Pick out every line with the word "Ocala" and copy it.

[begin DATA SHOWN]

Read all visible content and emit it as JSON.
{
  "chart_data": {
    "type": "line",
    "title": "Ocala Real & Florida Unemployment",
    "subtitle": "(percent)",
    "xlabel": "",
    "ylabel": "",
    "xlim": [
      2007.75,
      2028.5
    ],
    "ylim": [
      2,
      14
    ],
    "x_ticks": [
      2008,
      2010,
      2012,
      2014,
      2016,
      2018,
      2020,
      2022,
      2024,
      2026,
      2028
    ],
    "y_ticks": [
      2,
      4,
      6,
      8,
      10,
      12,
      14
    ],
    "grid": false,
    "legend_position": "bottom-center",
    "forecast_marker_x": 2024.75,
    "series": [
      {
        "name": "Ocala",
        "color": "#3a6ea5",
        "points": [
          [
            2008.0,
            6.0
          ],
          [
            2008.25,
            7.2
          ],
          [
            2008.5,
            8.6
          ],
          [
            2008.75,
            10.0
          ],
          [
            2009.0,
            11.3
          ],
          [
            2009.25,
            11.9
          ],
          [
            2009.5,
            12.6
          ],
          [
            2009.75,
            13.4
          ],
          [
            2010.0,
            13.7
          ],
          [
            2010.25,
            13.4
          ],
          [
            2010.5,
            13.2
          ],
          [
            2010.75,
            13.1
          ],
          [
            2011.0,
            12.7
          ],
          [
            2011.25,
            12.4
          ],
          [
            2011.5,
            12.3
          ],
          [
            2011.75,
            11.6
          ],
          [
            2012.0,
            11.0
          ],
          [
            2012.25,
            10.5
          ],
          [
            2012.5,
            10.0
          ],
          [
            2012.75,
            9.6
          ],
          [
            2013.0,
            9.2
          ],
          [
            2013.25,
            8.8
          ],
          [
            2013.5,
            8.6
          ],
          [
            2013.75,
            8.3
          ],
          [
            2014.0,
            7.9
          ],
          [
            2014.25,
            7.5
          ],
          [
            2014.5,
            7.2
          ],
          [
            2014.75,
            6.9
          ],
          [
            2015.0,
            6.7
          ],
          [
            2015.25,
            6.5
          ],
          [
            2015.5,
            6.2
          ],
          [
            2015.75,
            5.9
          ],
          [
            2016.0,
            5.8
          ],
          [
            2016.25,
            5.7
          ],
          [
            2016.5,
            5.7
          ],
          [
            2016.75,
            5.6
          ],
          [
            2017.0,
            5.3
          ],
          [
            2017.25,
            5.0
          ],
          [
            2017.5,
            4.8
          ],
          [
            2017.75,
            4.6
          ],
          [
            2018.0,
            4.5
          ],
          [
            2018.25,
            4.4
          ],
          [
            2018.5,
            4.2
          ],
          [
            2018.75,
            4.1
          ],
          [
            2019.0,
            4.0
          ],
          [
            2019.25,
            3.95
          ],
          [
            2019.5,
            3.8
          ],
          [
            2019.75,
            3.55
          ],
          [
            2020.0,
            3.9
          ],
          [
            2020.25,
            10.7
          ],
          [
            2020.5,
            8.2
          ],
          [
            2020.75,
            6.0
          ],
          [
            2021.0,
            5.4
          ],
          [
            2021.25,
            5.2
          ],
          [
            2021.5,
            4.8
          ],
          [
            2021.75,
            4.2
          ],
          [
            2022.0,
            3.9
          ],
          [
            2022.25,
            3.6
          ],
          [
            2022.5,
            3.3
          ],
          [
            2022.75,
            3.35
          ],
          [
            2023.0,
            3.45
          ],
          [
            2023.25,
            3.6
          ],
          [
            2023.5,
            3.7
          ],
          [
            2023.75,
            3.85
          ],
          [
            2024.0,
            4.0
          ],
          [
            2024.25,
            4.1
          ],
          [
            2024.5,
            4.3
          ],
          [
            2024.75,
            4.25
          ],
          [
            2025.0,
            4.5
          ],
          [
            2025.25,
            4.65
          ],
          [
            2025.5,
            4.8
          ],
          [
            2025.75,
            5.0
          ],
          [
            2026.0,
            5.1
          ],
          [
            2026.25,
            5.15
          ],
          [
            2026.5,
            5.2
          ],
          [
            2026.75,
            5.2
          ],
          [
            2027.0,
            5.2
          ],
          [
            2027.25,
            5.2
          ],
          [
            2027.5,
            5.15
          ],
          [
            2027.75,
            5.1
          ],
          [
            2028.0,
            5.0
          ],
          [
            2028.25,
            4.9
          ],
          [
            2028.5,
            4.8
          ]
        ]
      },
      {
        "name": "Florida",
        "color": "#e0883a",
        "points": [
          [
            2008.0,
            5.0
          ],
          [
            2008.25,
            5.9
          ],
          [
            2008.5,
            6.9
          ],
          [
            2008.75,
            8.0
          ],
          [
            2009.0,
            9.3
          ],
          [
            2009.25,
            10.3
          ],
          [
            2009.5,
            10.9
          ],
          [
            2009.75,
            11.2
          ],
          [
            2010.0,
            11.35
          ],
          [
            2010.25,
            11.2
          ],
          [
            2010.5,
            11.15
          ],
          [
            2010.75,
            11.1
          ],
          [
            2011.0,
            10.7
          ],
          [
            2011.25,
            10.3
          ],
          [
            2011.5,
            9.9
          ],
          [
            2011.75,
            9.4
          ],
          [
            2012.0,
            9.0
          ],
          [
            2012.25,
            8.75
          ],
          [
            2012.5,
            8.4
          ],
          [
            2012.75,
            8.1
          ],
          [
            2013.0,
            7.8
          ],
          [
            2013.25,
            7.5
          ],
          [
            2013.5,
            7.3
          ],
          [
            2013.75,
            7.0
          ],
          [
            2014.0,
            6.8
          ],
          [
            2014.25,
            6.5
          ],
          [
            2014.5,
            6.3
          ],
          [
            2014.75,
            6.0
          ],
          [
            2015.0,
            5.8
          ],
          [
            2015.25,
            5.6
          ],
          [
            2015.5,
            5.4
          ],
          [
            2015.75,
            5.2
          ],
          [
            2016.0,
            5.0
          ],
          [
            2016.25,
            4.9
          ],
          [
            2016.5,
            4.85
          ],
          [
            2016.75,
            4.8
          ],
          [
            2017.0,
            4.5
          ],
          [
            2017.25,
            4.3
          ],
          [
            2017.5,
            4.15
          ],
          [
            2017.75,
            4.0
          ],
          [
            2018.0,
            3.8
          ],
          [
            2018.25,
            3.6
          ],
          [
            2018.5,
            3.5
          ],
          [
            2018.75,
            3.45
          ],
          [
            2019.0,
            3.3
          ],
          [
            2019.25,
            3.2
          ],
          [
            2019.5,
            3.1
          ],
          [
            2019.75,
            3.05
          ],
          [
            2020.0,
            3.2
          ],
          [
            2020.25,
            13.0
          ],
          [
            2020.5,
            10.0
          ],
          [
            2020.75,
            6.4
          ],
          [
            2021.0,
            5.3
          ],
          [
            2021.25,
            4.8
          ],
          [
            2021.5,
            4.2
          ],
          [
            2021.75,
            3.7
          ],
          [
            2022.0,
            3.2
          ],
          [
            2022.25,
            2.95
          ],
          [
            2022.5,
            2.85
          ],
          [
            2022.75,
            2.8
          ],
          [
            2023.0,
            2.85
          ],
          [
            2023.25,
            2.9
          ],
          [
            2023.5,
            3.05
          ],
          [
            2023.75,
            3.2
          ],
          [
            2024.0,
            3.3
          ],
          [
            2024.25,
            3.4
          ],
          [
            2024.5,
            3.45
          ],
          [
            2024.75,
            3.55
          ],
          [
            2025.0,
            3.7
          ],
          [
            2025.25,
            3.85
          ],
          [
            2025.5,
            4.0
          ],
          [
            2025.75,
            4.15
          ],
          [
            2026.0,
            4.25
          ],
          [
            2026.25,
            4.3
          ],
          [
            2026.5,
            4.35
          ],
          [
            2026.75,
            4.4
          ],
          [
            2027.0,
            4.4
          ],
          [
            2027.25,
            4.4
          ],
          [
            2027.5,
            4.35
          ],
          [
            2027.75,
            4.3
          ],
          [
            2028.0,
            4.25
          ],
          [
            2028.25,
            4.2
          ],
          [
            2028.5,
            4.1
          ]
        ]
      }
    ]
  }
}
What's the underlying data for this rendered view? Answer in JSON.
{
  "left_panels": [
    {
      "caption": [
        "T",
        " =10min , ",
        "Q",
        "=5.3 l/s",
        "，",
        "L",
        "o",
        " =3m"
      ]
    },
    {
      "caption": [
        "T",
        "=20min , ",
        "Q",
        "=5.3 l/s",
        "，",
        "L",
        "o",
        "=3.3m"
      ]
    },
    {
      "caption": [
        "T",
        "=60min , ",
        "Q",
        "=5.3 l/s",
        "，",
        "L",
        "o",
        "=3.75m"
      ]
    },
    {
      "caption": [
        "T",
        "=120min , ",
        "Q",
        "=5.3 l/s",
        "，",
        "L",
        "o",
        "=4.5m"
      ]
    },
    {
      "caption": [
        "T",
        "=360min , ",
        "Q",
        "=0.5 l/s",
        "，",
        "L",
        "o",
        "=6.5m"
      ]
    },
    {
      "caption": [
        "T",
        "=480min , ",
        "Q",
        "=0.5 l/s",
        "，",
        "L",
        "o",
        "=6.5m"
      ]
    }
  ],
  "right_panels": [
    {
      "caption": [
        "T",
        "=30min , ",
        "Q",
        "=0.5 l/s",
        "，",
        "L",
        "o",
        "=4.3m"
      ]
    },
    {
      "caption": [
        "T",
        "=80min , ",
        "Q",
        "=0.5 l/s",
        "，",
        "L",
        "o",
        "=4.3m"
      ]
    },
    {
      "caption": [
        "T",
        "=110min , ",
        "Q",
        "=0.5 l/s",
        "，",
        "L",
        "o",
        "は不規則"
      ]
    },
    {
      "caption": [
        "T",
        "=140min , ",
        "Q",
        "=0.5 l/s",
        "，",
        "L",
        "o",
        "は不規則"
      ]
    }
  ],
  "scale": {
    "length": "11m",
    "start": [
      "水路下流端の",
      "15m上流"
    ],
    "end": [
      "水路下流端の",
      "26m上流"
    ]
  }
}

[end DATA SHOWN]

THE REPLY
    "title": "Ocala Real & Florida Unemployment",
        "name": "Ocala",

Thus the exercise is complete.